> **Challenge**: Identify every line in the records below that contains the word "then", and copy each of those lines.

> **Entries shown**:
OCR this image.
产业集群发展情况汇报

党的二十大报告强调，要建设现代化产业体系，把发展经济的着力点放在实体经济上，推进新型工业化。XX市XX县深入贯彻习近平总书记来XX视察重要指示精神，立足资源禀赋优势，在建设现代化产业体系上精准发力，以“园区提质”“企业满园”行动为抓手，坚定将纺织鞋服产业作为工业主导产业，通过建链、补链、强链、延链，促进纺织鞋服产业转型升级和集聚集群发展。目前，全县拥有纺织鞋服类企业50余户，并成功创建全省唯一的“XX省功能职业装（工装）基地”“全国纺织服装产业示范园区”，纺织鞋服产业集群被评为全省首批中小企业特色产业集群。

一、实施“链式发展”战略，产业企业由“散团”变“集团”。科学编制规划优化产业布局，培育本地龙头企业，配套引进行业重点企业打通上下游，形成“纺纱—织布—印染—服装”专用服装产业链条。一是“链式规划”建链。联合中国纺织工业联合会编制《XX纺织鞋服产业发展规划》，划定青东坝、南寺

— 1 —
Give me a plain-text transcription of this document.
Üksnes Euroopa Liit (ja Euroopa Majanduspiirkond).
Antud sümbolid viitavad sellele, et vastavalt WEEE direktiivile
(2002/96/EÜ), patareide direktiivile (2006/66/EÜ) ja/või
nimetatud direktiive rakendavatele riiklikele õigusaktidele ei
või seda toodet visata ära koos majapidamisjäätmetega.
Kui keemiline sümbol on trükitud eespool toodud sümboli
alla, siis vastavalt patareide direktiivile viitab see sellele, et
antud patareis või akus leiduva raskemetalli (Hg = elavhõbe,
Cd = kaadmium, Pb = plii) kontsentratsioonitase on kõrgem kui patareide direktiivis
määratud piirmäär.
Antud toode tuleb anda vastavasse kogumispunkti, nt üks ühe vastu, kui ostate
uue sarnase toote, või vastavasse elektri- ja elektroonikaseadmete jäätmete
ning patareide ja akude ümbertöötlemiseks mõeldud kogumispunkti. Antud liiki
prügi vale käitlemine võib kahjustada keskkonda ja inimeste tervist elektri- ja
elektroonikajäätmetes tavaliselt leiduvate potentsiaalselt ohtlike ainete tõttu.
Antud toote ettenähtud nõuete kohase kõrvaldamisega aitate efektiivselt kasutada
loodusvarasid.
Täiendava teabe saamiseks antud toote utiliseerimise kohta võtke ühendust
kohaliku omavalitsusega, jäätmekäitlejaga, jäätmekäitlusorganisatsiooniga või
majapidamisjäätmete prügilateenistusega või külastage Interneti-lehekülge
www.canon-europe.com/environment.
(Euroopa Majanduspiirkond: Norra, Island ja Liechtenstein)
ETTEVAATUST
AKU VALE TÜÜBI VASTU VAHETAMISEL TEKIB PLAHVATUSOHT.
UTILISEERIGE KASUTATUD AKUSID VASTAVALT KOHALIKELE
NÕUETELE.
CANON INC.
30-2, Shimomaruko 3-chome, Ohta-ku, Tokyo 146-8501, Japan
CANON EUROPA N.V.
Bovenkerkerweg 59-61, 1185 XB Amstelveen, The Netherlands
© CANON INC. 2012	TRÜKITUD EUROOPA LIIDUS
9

==

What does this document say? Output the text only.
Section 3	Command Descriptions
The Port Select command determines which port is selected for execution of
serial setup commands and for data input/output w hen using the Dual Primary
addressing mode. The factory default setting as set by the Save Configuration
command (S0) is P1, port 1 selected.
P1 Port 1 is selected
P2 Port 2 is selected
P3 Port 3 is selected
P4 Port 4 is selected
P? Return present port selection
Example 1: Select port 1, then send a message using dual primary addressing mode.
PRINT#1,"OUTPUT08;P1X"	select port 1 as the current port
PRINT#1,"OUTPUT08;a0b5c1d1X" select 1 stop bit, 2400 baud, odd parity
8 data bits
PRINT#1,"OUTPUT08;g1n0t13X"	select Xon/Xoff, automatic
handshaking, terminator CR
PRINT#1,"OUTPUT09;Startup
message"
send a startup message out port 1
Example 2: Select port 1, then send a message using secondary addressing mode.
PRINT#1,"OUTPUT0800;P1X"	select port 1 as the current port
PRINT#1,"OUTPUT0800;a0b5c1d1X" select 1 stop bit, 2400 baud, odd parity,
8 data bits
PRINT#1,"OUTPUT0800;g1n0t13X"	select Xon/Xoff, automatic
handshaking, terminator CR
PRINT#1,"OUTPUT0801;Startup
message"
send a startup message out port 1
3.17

--

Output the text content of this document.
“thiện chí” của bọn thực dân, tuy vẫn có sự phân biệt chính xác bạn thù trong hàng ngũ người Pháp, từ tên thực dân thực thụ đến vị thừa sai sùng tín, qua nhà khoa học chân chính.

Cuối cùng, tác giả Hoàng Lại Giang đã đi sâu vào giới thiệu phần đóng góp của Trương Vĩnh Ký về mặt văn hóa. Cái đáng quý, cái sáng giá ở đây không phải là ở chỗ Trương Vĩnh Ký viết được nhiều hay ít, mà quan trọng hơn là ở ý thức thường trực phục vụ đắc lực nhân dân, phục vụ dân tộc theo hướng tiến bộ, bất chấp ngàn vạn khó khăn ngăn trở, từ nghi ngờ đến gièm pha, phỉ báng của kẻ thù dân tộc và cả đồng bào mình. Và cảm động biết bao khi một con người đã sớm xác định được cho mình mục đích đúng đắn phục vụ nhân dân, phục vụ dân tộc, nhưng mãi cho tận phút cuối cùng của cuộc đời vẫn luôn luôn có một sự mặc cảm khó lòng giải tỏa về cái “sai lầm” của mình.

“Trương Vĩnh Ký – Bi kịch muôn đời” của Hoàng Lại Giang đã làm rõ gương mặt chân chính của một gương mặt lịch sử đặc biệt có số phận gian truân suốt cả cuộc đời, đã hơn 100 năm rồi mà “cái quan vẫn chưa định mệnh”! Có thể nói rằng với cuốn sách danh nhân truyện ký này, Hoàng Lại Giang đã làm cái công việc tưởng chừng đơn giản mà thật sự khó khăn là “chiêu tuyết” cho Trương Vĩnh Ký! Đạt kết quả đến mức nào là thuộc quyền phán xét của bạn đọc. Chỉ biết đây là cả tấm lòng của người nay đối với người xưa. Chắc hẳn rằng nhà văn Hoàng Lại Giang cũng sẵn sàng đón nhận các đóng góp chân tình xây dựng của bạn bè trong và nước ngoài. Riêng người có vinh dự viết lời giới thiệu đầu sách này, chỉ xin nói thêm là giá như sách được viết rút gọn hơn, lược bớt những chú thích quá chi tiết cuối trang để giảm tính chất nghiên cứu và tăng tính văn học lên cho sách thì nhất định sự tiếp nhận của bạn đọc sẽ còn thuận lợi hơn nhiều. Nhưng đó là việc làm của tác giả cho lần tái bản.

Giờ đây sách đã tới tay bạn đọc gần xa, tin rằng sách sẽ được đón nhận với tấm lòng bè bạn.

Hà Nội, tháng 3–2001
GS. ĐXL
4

> **Solution to the exercise**:
Example 1: Select port 1, then send a message using dual primary addressing mode.
Example 2: Select port 1, then send a message using secondary addressing mode.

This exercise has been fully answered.